_What you need to do_. Select, from the data, each line where "ylabel" occurs.

_Excerpted data_.
• • •

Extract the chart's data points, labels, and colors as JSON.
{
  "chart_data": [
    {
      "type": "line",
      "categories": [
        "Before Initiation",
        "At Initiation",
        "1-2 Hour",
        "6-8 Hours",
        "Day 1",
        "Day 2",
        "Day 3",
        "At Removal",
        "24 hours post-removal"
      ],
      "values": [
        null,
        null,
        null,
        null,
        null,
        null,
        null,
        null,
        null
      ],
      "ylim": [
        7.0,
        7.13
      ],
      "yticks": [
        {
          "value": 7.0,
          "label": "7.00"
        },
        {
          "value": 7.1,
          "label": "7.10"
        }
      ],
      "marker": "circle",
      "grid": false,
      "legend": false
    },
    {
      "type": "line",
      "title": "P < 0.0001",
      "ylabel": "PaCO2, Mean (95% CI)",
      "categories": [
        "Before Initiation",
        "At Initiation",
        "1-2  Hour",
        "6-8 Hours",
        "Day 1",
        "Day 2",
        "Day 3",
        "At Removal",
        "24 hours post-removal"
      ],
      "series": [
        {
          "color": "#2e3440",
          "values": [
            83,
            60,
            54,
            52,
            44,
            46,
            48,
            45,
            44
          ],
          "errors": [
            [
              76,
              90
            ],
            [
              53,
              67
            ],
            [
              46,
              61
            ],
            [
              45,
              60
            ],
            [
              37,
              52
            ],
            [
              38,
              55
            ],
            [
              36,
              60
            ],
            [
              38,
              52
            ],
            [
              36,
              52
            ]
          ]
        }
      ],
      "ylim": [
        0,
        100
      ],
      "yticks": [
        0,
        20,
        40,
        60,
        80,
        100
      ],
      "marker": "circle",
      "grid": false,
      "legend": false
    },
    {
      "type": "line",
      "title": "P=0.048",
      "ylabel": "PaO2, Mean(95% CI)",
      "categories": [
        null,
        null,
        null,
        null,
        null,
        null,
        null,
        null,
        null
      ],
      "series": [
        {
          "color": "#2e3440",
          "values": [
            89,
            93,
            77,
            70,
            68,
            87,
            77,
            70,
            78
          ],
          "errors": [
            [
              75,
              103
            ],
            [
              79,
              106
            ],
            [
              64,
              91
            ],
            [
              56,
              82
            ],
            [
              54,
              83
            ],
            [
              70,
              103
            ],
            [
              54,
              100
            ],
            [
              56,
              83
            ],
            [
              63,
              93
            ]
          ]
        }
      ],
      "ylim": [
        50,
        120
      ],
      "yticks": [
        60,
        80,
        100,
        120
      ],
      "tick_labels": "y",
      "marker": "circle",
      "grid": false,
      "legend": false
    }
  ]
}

• • •

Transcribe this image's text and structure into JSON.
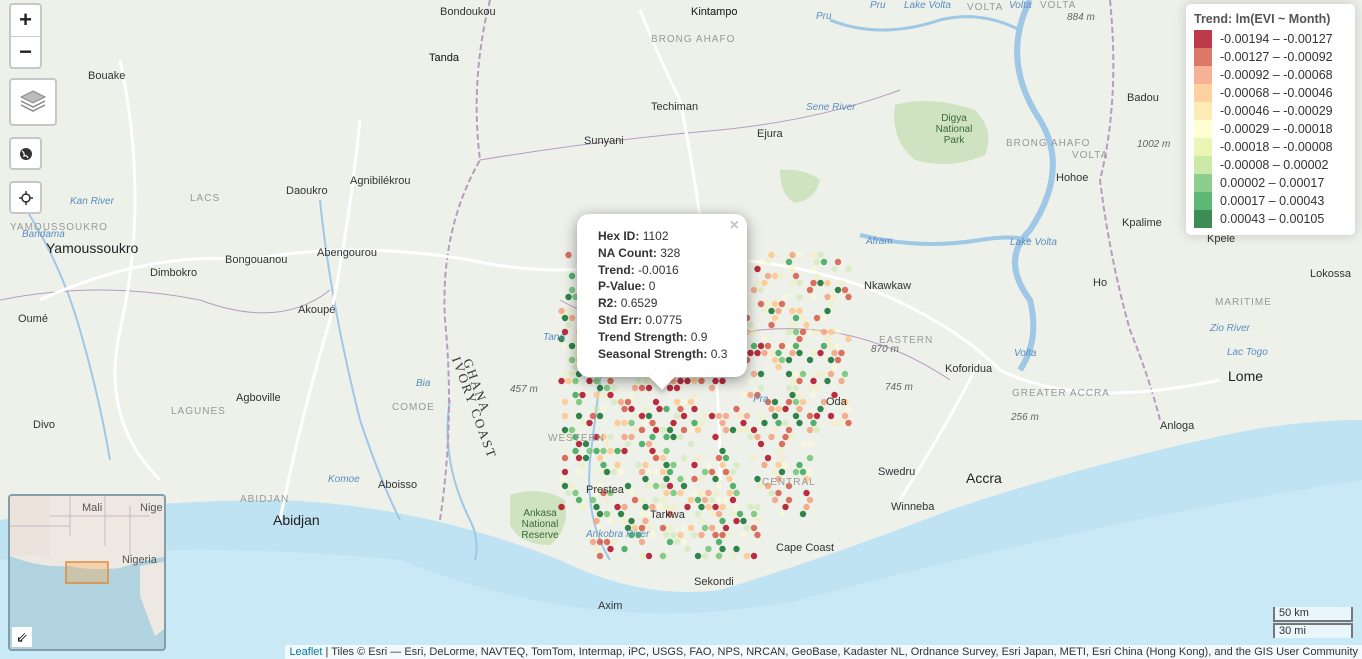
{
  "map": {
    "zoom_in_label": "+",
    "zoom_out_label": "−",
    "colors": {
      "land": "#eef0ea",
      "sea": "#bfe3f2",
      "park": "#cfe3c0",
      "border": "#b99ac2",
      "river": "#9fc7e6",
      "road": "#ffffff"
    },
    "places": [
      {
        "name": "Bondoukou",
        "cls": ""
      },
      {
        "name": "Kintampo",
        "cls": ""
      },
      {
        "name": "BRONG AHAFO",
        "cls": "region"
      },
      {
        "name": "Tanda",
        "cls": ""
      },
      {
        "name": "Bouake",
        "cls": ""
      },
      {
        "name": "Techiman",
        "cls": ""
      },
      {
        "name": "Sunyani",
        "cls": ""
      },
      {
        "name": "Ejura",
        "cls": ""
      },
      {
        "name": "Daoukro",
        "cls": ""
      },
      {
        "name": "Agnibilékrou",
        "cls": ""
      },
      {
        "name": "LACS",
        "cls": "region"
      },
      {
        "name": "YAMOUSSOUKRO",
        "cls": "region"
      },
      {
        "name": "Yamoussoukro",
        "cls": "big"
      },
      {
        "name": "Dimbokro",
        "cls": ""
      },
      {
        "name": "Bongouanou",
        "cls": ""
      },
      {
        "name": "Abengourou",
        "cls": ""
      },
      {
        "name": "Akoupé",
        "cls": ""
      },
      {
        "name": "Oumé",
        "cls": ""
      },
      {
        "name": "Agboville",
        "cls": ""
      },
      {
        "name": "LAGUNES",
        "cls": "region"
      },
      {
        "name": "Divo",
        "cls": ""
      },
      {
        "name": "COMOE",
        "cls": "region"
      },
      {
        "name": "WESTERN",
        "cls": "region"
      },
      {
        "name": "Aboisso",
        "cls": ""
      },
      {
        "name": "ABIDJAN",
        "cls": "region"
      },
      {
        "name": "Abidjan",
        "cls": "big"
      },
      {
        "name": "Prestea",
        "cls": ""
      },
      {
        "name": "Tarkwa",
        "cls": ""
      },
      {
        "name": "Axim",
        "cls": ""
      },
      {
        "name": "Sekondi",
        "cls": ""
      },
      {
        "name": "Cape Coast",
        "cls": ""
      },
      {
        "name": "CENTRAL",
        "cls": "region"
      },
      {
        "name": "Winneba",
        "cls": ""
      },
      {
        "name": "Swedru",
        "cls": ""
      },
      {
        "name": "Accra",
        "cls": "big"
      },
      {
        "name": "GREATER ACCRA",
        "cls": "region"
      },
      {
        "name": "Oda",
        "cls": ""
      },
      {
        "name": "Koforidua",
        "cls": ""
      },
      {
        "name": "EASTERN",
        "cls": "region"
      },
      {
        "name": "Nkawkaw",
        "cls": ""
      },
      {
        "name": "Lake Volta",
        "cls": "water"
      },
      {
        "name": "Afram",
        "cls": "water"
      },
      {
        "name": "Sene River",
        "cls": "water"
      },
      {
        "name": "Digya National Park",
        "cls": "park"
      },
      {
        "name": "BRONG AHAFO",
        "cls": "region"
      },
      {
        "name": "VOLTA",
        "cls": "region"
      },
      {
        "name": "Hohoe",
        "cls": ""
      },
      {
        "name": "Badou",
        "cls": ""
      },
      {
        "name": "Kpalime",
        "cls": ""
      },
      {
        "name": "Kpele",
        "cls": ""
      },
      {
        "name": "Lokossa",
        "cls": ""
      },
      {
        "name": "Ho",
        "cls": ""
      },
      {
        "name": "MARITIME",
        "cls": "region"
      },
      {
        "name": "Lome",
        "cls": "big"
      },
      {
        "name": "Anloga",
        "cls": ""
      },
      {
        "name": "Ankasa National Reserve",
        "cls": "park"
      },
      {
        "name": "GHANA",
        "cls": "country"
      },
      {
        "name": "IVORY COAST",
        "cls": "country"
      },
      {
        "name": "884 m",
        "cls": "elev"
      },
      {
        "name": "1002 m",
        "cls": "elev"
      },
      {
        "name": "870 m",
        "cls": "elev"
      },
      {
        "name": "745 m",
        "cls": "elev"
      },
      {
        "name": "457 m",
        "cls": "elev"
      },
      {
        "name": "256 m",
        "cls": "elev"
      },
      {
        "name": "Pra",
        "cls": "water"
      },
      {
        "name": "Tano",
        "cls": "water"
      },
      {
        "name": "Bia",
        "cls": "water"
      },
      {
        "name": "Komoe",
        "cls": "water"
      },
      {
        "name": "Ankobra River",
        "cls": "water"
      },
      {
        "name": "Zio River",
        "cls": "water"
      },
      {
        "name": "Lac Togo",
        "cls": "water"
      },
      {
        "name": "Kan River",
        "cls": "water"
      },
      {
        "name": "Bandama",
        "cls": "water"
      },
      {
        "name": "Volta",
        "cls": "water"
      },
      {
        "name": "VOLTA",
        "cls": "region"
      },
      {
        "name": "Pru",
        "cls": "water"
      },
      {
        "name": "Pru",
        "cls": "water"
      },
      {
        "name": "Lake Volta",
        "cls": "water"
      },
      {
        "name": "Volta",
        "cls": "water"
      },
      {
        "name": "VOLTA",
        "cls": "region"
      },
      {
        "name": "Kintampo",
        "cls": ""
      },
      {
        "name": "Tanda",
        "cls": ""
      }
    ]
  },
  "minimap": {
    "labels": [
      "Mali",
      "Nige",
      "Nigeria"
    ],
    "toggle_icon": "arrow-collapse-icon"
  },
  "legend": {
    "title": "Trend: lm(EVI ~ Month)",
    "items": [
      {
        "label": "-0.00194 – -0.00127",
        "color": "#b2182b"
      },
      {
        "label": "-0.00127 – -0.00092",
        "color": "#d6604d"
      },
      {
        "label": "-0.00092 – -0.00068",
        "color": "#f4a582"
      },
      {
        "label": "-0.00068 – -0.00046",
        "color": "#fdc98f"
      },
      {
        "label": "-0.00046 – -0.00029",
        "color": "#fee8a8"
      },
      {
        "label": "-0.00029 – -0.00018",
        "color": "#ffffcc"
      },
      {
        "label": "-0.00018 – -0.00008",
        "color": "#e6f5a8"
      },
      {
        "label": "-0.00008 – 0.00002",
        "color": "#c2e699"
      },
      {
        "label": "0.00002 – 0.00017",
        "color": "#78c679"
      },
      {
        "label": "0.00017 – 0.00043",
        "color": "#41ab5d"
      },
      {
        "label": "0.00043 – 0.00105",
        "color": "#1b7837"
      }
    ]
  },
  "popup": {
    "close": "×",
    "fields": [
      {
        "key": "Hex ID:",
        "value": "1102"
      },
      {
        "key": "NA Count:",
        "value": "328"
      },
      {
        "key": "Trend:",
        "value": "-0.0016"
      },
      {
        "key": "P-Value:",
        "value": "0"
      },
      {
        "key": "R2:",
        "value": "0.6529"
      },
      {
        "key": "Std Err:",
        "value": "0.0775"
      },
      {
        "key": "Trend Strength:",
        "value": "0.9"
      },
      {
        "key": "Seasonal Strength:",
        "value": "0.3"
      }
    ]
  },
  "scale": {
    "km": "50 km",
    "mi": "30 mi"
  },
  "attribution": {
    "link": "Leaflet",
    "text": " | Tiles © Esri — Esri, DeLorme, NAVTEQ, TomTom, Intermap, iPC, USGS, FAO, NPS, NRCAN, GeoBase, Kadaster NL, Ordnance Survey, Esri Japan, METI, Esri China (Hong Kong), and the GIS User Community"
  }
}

• • •

_Answer_.
      "ylabel": "PaCO2, Mean (95% CI)",
      "ylabel": "PaO2, Mean(95% CI)",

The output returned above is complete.